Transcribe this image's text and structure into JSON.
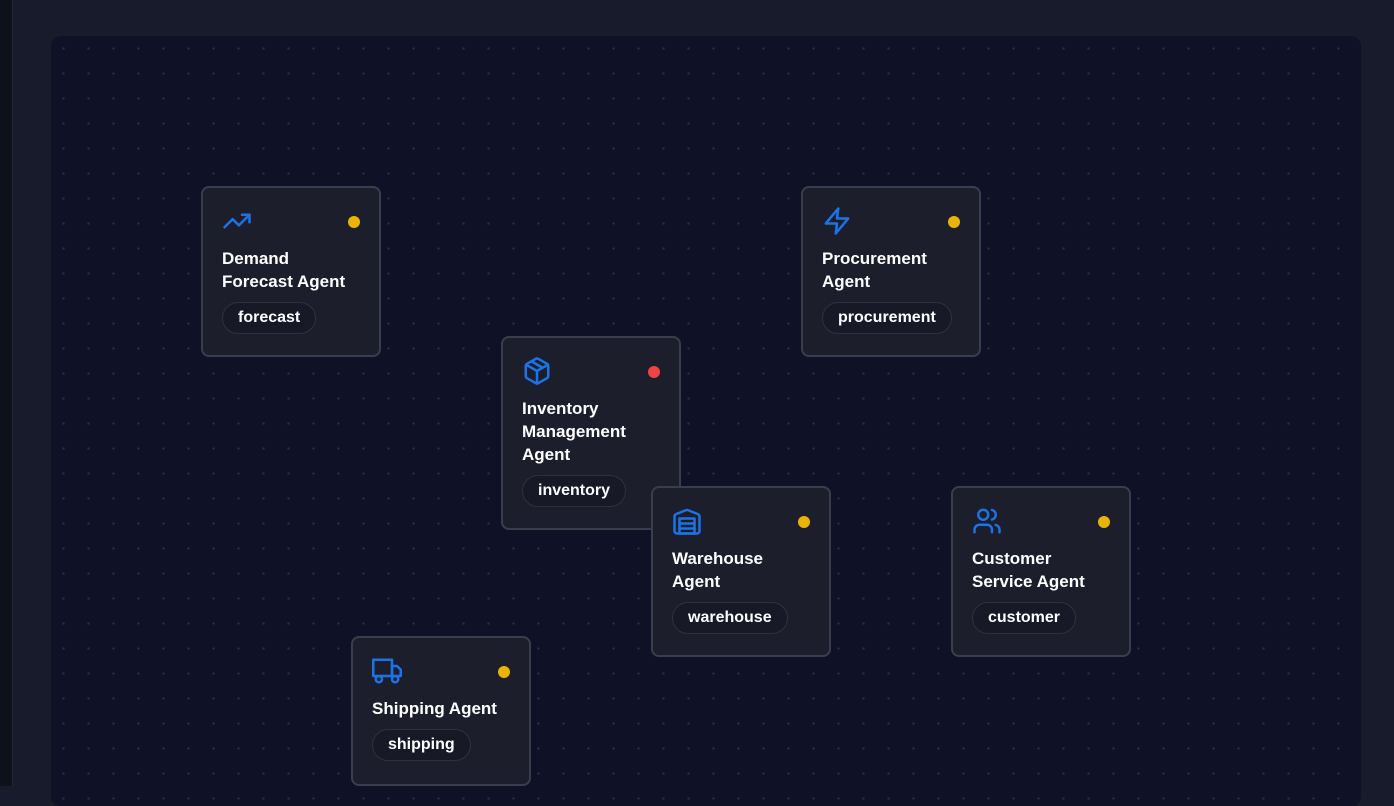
{
  "colors": {
    "accent": "#1a74e8",
    "status_warning": "#eab308",
    "status_error": "#ef4444"
  },
  "agents": [
    {
      "id": "forecast",
      "title": "Demand Forecast Agent",
      "tag": "forecast",
      "icon": "trending-up-icon",
      "status_color": "#eab308"
    },
    {
      "id": "procurement",
      "title": "Procurement Agent",
      "tag": "procurement",
      "icon": "zap-icon",
      "status_color": "#eab308"
    },
    {
      "id": "inventory",
      "title": "Inventory Management Agent",
      "tag": "inventory",
      "icon": "package-icon",
      "status_color": "#ef4444"
    },
    {
      "id": "warehouse",
      "title": "Warehouse Agent",
      "tag": "warehouse",
      "icon": "warehouse-icon",
      "status_color": "#eab308"
    },
    {
      "id": "customer",
      "title": "Customer Service Agent",
      "tag": "customer",
      "icon": "users-icon",
      "status_color": "#eab308"
    },
    {
      "id": "shipping",
      "title": "Shipping Agent",
      "tag": "shipping",
      "icon": "truck-icon",
      "status_color": "#eab308"
    }
  ]
}
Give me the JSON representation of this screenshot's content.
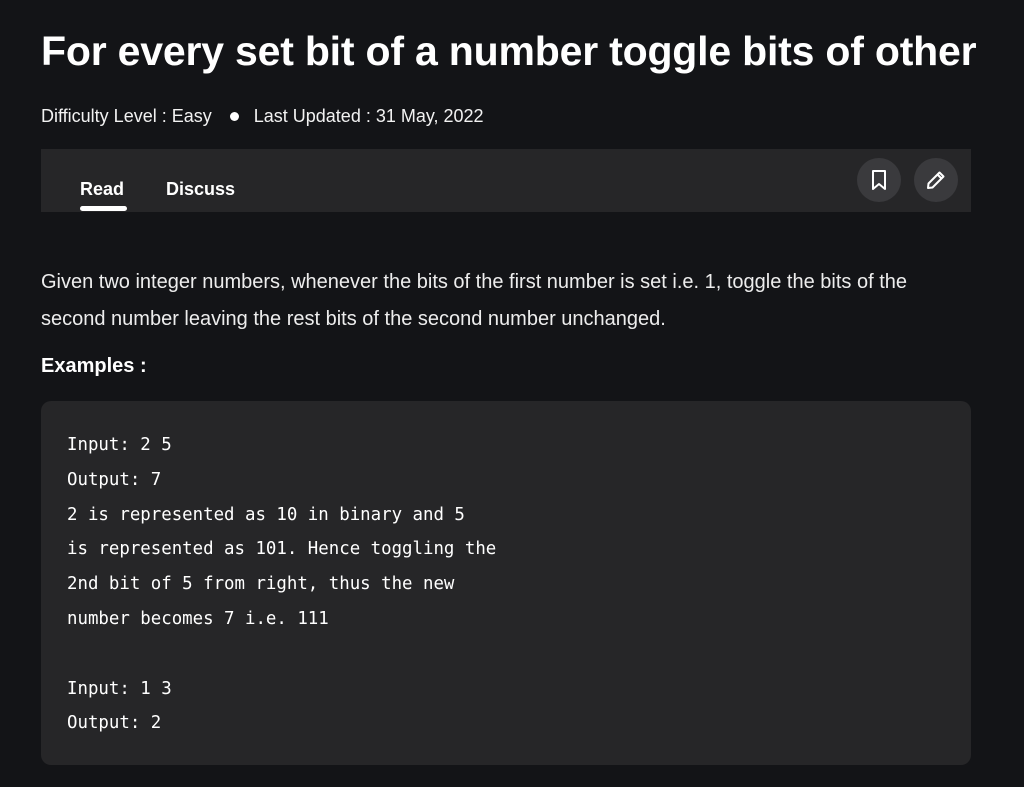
{
  "article": {
    "title": "For every set bit of a number toggle bits of other",
    "difficulty": "Difficulty Level : Easy",
    "last_updated": "Last Updated : 31 May, 2022"
  },
  "tabs": {
    "read": "Read",
    "discuss": "Discuss",
    "active": "Read"
  },
  "actions": {
    "bookmark_icon": "bookmark-icon",
    "edit_icon": "pencil-icon"
  },
  "content": {
    "intro": "Given two integer numbers, whenever the bits of the first number is set i.e. 1, toggle the bits of the second number leaving the rest bits of the second number unchanged.",
    "examples_heading": "Examples :",
    "code_lines": [
      "Input: 2 5",
      "Output: 7",
      "2 is represented as 10 in binary and 5",
      "is represented as 101. Hence toggling the",
      "2nd bit of 5 from right, thus the new",
      "number becomes 7 i.e. 111",
      "",
      "Input: 1 3",
      "Output: 2"
    ]
  },
  "colors": {
    "background": "#131417",
    "panel": "#262628",
    "icon_button": "#3a3a3d",
    "text": "#ffffff"
  }
}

What is expected: From the listing above, pick out every line containing "represented".

Written response:
      "2 is represented as 10 in binary and 5",
      "is represented as 101. Hence toggling the",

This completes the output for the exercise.